### Problem to solve
Copy all of the data below word for word, keeping every line in its original order.

### Materials provided
[start]

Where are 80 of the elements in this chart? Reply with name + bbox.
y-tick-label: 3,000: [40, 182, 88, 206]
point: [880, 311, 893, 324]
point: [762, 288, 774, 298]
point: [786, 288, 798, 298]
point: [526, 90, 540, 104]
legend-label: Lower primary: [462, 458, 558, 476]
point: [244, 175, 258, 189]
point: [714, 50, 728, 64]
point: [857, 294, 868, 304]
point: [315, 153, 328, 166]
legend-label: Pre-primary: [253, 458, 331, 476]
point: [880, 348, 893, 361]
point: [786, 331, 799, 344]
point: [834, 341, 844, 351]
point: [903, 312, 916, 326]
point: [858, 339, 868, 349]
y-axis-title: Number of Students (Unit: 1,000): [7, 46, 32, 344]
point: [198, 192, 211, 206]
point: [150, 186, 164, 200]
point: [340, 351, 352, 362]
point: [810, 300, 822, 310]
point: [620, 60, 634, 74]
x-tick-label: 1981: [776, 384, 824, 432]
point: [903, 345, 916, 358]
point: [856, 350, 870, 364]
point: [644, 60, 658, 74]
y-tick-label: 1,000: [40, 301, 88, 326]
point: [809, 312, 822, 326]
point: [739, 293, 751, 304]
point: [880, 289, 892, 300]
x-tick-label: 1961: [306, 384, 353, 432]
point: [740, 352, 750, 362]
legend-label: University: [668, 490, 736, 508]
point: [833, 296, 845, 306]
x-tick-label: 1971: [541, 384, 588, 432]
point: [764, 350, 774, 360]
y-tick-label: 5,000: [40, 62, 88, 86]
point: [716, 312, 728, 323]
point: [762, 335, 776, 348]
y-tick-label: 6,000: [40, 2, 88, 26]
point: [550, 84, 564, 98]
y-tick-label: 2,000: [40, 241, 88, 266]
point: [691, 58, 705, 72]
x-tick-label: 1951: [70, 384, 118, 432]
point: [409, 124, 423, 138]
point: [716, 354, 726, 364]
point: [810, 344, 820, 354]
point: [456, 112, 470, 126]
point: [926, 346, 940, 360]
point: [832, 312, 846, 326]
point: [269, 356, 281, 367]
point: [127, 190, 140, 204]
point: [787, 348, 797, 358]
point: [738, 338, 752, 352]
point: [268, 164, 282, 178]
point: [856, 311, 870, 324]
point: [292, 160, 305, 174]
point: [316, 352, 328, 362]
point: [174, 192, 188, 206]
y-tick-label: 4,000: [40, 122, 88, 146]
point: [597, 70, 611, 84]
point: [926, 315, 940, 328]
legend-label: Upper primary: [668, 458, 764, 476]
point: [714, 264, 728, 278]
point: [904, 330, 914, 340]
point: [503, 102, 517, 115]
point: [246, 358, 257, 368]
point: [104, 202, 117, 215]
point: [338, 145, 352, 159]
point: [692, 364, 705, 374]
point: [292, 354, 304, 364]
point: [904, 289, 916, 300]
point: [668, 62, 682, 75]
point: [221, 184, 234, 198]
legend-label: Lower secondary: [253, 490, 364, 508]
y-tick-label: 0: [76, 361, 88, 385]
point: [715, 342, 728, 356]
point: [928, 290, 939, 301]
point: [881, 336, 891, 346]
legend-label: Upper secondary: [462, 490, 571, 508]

[end]

### Solution to the problem
Where are 80 of the elements in this chart? Reply with name + bbox.
y-tick-label: 3,000: [40, 182, 88, 206]
point: [880, 311, 893, 324]
point: [762, 288, 774, 298]
point: [786, 288, 798, 298]
point: [526, 90, 540, 104]
legend-label: Lower primary: [462, 458, 558, 476]
point: [244, 175, 258, 189]
point: [714, 50, 728, 64]
point: [857, 294, 868, 304]
point: [315, 153, 328, 166]
legend-label: Pre-primary: [253, 458, 331, 476]
point: [880, 348, 893, 361]
point: [786, 331, 799, 344]
point: [834, 341, 844, 351]
point: [903, 312, 916, 326]
point: [858, 339, 868, 349]
y-axis-title: Number of Students (Unit: 1,000): [7, 46, 32, 344]
point: [198, 192, 211, 206]
point: [150, 186, 164, 200]
point: [340, 351, 352, 362]
point: [810, 300, 822, 310]
point: [620, 60, 634, 74]
x-tick-label: 1981: [776, 384, 824, 432]
point: [903, 345, 916, 358]
point: [856, 350, 870, 364]
point: [644, 60, 658, 74]
y-tick-label: 1,000: [40, 301, 88, 326]
point: [809, 312, 822, 326]
point: [739, 293, 751, 304]
point: [880, 289, 892, 300]
x-tick-label: 1961: [306, 384, 353, 432]
point: [740, 352, 750, 362]
legend-label: University: [668, 490, 736, 508]
point: [833, 296, 845, 306]
x-tick-label: 1971: [541, 384, 588, 432]
point: [764, 350, 774, 360]
y-tick-label: 5,000: [40, 62, 88, 86]
point: [716, 312, 728, 323]
point: [762, 335, 776, 348]
y-tick-label: 6,000: [40, 2, 88, 26]
point: [550, 84, 564, 98]
y-tick-label: 2,000: [40, 241, 88, 266]
point: [691, 58, 705, 72]
x-tick-label: 1951: [70, 384, 118, 432]
point: [409, 124, 423, 138]
point: [716, 354, 726, 364]
point: [810, 344, 820, 354]
point: [456, 112, 470, 126]
point: [926, 346, 940, 360]
point: [832, 312, 846, 326]
point: [269, 356, 281, 367]
point: [127, 190, 140, 204]
point: [787, 348, 797, 358]
point: [738, 338, 752, 352]
point: [268, 164, 282, 178]
point: [856, 311, 870, 324]
point: [292, 160, 305, 174]
point: [316, 352, 328, 362]
point: [174, 192, 188, 206]
y-tick-label: 4,000: [40, 122, 88, 146]
point: [597, 70, 611, 84]
point: [926, 315, 940, 328]
legend-label: Upper primary: [668, 458, 764, 476]
point: [714, 264, 728, 278]
point: [904, 330, 914, 340]
point: [503, 102, 517, 115]
point: [246, 358, 257, 368]
point: [104, 202, 117, 215]
point: [338, 145, 352, 159]
point: [692, 364, 705, 374]
point: [292, 354, 304, 364]
point: [904, 289, 916, 300]
point: [668, 62, 682, 75]
point: [221, 184, 234, 198]
legend-label: Lower secondary: [253, 490, 364, 508]
y-tick-label: 0: [76, 361, 88, 385]
point: [715, 342, 728, 356]
point: [928, 290, 939, 301]
point: [881, 336, 891, 346]
legend-label: Upper secondary: [462, 490, 571, 508]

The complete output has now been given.